**Your objective:** Restate the records below word for word.

## START Material for the task

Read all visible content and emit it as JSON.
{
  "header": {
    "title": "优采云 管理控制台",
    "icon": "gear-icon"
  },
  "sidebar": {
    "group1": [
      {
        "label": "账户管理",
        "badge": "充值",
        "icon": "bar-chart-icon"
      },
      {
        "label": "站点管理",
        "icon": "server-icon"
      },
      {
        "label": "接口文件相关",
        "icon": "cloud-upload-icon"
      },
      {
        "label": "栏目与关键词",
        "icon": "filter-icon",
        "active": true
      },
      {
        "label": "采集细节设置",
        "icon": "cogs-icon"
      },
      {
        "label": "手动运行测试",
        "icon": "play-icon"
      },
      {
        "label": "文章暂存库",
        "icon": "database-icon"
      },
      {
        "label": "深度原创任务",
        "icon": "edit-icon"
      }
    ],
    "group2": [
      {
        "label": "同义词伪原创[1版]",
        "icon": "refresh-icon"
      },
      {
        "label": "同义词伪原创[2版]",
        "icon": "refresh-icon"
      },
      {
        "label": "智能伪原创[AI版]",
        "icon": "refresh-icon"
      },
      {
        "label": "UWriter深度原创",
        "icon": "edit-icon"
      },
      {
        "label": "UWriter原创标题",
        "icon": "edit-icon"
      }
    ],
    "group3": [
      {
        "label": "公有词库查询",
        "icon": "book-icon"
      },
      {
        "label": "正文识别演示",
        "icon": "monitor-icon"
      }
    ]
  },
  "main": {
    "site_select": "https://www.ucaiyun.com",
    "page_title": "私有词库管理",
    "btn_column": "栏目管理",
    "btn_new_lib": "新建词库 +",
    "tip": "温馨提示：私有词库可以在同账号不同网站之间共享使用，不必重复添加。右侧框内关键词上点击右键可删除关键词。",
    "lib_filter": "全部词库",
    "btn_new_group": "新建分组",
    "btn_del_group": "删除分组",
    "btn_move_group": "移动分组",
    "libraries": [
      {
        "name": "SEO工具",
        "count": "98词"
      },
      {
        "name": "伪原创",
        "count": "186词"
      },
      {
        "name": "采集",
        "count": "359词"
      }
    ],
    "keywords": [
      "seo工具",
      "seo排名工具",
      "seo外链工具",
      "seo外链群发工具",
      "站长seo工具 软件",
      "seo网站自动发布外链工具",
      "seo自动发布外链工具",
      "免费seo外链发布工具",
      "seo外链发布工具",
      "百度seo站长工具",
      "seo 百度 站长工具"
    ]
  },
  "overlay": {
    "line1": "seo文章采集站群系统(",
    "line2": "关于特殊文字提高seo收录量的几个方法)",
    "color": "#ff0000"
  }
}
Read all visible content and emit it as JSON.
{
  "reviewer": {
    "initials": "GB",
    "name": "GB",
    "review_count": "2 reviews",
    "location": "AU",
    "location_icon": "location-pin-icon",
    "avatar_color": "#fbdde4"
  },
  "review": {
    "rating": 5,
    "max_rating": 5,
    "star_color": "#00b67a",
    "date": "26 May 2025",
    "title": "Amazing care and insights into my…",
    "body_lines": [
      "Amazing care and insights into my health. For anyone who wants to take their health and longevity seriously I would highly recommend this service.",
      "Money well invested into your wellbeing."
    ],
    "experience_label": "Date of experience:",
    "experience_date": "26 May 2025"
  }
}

## END Material for the task

**Solution:**
Read all visible content and emit it as JSON.
{
  "header": {
    "title": "优采云 管理控制台",
    "icon": "gear-icon"
  },
  "sidebar": {
    "group1": [
      {
        "label": "账户管理",
        "badge": "充值",
        "icon": "bar-chart-icon"
      },
      {
        "label": "站点管理",
        "icon": "server-icon"
      },
      {
        "label": "接口文件相关",
        "icon": "cloud-upload-icon"
      },
      {
        "label": "栏目与关键词",
        "icon": "filter-icon",
        "active": true
      },
      {
        "label": "采集细节设置",
        "icon": "cogs-icon"
      },
      {
        "label": "手动运行测试",
        "icon": "play-icon"
      },
      {
        "label": "文章暂存库",
        "icon": "database-icon"
      },
      {
        "label": "深度原创任务",
        "icon": "edit-icon"
      }
    ],
    "group2": [
      {
        "label": "同义词伪原创[1版]",
        "icon": "refresh-icon"
      },
      {
        "label": "同义词伪原创[2版]",
        "icon": "refresh-icon"
      },
      {
        "label": "智能伪原创[AI版]",
        "icon": "refresh-icon"
      },
      {
        "label": "UWriter深度原创",
        "icon": "edit-icon"
      },
      {
        "label": "UWriter原创标题",
        "icon": "edit-icon"
      }
    ],
    "group3": [
      {
        "label": "公有词库查询",
        "icon": "book-icon"
      },
      {
        "label": "正文识别演示",
        "icon": "monitor-icon"
      }
    ]
  },
  "main": {
    "site_select": "https://www.ucaiyun.com",
    "page_title": "私有词库管理",
    "btn_column": "栏目管理",
    "btn_new_lib": "新建词库 +",
    "tip": "温馨提示：私有词库可以在同账号不同网站之间共享使用，不必重复添加。右侧框内关键词上点击右键可删除关键词。",
    "lib_filter": "全部词库",
    "btn_new_group": "新建分组",
    "btn_del_group": "删除分组",
    "btn_move_group": "移动分组",
    "libraries": [
      {
        "name": "SEO工具",
        "count": "98词"
      },
      {
        "name": "伪原创",
        "count": "186词"
      },
      {
        "name": "采集",
        "count": "359词"
      }
    ],
    "keywords": [
      "seo工具",
      "seo排名工具",
      "seo外链工具",
      "seo外链群发工具",
      "站长seo工具 软件",
      "seo网站自动发布外链工具",
      "seo自动发布外链工具",
      "免费seo外链发布工具",
      "seo外链发布工具",
      "百度seo站长工具",
      "seo 百度 站长工具"
    ]
  },
  "overlay": {
    "line1": "seo文章采集站群系统(",
    "line2": "关于特殊文字提高seo收录量的几个方法)",
    "color": "#ff0000"
  }
}
Read all visible content and emit it as JSON.
{
  "reviewer": {
    "initials": "GB",
    "name": "GB",
    "review_count": "2 reviews",
    "location": "AU",
    "location_icon": "location-pin-icon",
    "avatar_color": "#fbdde4"
  },
  "review": {
    "rating": 5,
    "max_rating": 5,
    "star_color": "#00b67a",
    "date": "26 May 2025",
    "title": "Amazing care and insights into my…",
    "body_lines": [
      "Amazing care and insights into my health. For anyone who wants to take their health and longevity seriously I would highly recommend this service.",
      "Money well invested into your wellbeing."
    ],
    "experience_label": "Date of experience:",
    "experience_date": "26 May 2025"
  }
}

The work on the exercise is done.